◆ **SET PROBLEM**: Identify all lines of the data containing the string "consistent" and copy them.

◆ **EXERCISE MATERIAL**:

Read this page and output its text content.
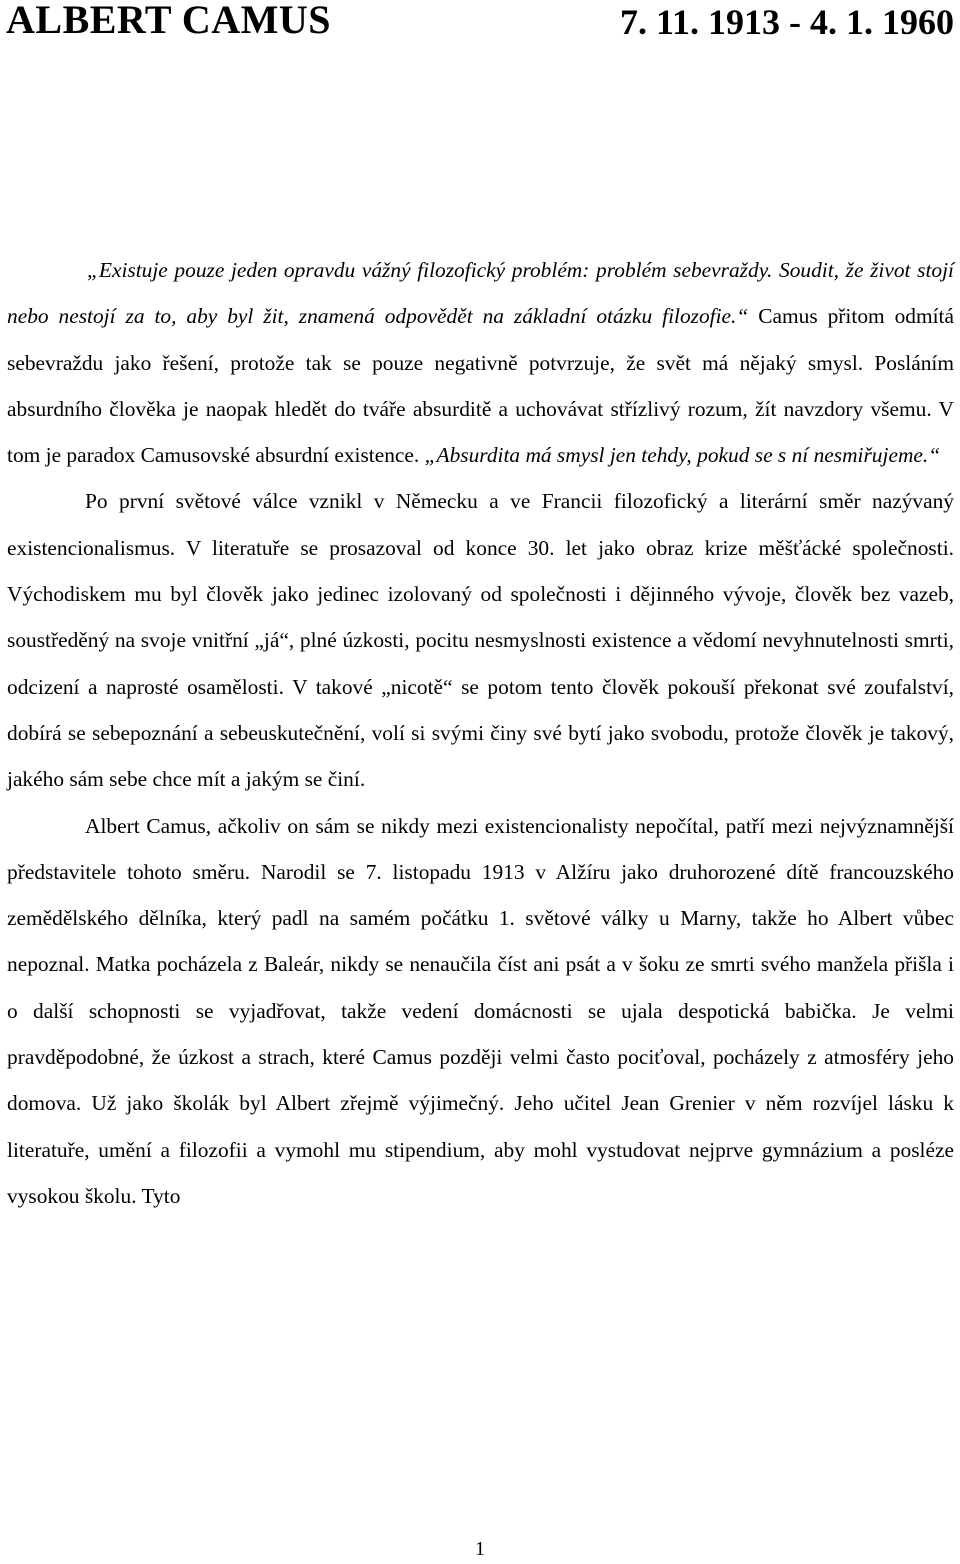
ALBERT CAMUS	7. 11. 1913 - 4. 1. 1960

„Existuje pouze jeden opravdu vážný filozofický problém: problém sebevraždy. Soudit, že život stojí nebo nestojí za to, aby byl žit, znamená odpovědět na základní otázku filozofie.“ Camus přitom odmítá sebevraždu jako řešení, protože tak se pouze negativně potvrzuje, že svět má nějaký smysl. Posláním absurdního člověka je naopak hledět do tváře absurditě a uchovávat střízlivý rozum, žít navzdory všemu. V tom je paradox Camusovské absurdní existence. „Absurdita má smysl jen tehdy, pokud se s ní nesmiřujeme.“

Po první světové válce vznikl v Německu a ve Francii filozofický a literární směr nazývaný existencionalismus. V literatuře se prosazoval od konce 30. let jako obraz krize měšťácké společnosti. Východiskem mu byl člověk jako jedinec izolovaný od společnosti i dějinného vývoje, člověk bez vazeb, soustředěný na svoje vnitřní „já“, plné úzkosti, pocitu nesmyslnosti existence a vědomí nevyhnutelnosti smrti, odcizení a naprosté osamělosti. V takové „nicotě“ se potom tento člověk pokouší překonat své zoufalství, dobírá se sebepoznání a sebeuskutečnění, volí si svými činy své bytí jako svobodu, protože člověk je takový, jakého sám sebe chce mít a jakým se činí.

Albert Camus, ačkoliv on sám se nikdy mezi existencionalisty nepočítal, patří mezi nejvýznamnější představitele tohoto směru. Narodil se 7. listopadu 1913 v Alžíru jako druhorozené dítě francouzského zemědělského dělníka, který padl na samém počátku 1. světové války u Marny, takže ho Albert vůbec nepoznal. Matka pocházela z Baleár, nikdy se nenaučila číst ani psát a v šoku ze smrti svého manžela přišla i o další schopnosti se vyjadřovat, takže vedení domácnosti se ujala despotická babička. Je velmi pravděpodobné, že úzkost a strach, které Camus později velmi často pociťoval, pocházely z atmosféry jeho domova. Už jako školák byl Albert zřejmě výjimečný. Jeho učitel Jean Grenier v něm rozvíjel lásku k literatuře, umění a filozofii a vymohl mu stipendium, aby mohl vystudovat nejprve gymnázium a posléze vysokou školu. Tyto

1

---

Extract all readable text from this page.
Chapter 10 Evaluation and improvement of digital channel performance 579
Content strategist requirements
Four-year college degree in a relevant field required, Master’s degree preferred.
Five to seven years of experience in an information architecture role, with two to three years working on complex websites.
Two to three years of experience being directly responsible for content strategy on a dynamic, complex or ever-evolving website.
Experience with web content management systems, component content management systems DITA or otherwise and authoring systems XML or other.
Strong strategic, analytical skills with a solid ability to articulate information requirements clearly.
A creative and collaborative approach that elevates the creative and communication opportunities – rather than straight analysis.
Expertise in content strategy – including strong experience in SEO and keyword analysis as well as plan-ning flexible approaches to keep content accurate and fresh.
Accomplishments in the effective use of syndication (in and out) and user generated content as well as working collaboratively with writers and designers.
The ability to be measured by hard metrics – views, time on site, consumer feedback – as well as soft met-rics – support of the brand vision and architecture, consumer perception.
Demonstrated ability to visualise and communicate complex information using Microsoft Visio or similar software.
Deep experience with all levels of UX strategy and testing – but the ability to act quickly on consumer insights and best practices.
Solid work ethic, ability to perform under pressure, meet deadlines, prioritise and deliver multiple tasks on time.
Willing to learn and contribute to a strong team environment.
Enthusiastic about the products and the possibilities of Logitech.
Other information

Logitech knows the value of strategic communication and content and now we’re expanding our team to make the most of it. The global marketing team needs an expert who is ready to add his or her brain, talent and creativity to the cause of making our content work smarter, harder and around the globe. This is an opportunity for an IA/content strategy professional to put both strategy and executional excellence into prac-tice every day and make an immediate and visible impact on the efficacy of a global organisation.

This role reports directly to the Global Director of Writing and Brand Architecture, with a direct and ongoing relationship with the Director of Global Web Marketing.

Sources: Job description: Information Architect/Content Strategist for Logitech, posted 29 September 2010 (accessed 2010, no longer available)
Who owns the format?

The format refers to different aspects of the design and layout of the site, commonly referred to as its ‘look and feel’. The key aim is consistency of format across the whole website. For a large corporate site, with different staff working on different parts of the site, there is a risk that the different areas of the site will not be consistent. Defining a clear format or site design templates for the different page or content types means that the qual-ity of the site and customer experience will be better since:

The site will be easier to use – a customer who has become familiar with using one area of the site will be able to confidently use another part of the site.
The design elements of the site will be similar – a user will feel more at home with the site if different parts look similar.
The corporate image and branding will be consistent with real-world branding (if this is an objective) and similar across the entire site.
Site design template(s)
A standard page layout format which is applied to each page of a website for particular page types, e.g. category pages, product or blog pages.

◆ **FULL ANSWER**:
The format refers to different aspects of the design and layout of the site, commonly referred to as its ‘look and feel’. The key aim is consistency of format across the whole website. For a large corporate site, with different staff working on different parts of the site, there is a risk that the different areas of the site will not be consistent. Defining a clear format or site design templates for the different page or content types means that the qual-ity of the site and customer experience will be better since:
The corporate image and branding will be consistent with real-world branding (if this is an objective) and similar across the entire site.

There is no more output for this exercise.